◆ Work instructions ◆
What is the number of lines containing the string "Evaluated"? Answer with the number only.
◆ ◆ ◆ ◆
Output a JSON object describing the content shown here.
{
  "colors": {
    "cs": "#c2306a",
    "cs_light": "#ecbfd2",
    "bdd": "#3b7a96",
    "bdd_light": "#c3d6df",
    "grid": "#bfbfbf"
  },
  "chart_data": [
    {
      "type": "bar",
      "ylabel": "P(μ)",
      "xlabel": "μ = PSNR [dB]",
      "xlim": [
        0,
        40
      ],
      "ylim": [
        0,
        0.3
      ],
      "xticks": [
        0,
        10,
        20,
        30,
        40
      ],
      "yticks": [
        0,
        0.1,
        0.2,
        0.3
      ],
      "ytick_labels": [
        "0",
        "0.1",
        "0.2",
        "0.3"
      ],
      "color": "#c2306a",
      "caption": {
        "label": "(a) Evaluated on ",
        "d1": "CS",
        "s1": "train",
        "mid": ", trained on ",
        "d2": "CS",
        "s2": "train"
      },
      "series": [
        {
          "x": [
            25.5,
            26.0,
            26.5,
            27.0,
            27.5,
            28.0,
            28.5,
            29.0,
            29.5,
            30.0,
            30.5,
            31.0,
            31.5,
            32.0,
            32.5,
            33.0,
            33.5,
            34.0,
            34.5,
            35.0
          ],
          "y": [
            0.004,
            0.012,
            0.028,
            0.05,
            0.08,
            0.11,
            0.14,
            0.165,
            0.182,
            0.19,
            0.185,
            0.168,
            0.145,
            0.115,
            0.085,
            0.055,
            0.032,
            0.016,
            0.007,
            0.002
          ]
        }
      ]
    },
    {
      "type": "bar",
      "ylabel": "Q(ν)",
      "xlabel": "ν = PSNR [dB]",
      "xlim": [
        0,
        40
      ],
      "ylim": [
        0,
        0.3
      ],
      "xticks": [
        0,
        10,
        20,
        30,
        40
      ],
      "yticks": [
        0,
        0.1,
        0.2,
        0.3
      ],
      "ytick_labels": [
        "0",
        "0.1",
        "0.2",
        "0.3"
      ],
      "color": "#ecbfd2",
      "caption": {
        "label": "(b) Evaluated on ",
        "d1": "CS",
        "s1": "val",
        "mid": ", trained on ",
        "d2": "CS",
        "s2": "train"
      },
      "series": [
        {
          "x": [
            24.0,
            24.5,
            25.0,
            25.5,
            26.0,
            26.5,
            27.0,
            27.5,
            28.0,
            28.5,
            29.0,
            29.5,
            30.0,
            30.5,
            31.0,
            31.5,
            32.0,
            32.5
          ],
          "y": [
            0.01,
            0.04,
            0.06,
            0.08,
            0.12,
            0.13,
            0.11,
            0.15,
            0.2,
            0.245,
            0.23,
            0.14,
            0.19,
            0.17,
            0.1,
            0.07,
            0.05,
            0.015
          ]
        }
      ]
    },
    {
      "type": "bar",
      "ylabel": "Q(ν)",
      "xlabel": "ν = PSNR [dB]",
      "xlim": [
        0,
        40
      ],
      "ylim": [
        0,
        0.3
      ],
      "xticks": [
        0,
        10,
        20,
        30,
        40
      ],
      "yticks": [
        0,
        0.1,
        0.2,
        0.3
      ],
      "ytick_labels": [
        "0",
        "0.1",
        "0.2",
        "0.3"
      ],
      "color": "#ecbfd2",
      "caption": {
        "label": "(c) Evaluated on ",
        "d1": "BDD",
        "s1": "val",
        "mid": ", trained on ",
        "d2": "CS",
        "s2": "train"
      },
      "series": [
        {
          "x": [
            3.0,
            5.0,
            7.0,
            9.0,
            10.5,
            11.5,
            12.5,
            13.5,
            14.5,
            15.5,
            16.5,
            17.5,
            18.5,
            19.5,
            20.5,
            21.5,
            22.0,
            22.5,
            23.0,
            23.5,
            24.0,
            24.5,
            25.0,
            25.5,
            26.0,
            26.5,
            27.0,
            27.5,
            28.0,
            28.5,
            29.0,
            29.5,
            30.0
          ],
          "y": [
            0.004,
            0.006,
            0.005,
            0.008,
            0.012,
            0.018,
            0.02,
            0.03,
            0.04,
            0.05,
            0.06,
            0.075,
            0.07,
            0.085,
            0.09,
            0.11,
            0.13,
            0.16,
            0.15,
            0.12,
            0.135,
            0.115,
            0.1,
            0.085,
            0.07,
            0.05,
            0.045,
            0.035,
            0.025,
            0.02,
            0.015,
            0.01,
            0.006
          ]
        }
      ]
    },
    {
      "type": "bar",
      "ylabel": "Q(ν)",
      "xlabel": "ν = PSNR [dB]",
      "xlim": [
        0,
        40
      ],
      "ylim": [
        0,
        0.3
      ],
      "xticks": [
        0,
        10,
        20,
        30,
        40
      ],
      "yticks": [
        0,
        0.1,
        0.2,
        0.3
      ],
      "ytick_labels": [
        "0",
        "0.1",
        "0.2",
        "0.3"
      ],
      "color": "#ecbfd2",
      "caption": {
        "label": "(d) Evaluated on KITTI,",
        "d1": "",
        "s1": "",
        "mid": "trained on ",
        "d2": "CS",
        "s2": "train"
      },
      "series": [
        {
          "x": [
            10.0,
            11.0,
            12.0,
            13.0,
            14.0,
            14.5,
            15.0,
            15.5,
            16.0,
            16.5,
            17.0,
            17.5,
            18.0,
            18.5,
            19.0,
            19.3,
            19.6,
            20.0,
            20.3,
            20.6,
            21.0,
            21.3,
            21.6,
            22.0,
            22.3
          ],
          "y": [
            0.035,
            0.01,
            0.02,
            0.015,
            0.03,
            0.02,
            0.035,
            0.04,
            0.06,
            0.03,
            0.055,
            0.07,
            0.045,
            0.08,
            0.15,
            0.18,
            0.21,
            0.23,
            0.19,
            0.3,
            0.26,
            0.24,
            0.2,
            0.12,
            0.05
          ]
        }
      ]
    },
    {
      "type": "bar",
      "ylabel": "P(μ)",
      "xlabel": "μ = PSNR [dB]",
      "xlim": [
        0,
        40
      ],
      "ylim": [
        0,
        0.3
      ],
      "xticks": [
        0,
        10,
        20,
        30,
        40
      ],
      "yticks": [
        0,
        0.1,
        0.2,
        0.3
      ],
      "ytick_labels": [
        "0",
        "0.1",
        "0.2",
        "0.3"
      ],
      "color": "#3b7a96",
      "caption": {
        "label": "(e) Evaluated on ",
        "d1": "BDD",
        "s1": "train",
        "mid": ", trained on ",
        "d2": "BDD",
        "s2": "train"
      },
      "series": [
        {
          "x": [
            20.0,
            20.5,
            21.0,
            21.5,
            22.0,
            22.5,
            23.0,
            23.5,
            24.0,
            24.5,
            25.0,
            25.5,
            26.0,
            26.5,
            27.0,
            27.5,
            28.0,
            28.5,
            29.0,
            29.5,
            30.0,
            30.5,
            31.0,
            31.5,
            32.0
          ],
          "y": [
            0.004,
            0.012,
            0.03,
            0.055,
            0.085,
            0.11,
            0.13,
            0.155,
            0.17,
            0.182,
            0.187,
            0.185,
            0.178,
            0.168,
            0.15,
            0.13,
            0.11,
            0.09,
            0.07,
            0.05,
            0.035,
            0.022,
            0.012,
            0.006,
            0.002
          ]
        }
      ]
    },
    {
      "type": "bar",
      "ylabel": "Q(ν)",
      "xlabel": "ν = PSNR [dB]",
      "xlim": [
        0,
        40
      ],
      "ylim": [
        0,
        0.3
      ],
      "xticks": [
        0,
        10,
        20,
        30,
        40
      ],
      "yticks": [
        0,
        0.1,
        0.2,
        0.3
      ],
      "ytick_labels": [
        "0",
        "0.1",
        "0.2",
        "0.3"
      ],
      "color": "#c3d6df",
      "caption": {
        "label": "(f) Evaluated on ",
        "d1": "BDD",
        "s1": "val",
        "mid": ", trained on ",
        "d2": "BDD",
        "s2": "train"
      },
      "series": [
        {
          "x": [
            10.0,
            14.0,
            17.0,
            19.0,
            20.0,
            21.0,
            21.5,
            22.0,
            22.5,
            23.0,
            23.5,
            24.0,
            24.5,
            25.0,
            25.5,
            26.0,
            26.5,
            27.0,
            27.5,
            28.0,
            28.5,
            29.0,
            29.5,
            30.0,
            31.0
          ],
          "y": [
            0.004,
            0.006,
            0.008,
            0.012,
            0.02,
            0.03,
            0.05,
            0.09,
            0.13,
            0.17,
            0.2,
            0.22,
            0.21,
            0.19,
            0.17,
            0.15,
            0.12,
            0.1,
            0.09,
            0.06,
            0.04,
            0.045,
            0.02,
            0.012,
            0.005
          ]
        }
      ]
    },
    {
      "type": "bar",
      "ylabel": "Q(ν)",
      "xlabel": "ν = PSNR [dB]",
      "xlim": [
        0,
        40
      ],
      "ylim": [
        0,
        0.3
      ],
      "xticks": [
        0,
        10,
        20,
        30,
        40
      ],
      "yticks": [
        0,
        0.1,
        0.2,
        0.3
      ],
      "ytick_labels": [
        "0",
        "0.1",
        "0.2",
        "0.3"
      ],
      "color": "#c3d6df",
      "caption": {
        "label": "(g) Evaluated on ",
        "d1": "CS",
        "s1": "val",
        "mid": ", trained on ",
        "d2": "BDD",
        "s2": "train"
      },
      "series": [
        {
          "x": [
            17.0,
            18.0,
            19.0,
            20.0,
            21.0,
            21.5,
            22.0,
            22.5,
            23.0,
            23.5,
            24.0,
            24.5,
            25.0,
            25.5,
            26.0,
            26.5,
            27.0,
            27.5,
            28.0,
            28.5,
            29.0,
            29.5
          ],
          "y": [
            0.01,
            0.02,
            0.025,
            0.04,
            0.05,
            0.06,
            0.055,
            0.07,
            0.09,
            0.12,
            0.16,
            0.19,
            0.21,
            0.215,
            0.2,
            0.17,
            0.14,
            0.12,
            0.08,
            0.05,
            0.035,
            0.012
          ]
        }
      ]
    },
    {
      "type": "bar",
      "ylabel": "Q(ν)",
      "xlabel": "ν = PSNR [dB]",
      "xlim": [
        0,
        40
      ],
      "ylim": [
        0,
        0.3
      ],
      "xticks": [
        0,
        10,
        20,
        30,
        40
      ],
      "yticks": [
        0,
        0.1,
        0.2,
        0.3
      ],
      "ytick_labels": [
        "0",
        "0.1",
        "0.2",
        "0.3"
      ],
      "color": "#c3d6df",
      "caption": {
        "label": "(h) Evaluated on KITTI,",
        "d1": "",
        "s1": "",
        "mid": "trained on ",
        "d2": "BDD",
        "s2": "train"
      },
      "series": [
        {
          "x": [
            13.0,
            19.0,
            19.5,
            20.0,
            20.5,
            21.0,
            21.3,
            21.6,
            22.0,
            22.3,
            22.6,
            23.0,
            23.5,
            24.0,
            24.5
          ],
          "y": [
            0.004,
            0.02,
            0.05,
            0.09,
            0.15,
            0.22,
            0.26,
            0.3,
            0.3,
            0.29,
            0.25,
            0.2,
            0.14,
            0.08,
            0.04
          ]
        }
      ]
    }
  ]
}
◆ ◆ ◆ ◆
◆ Final result ◆
8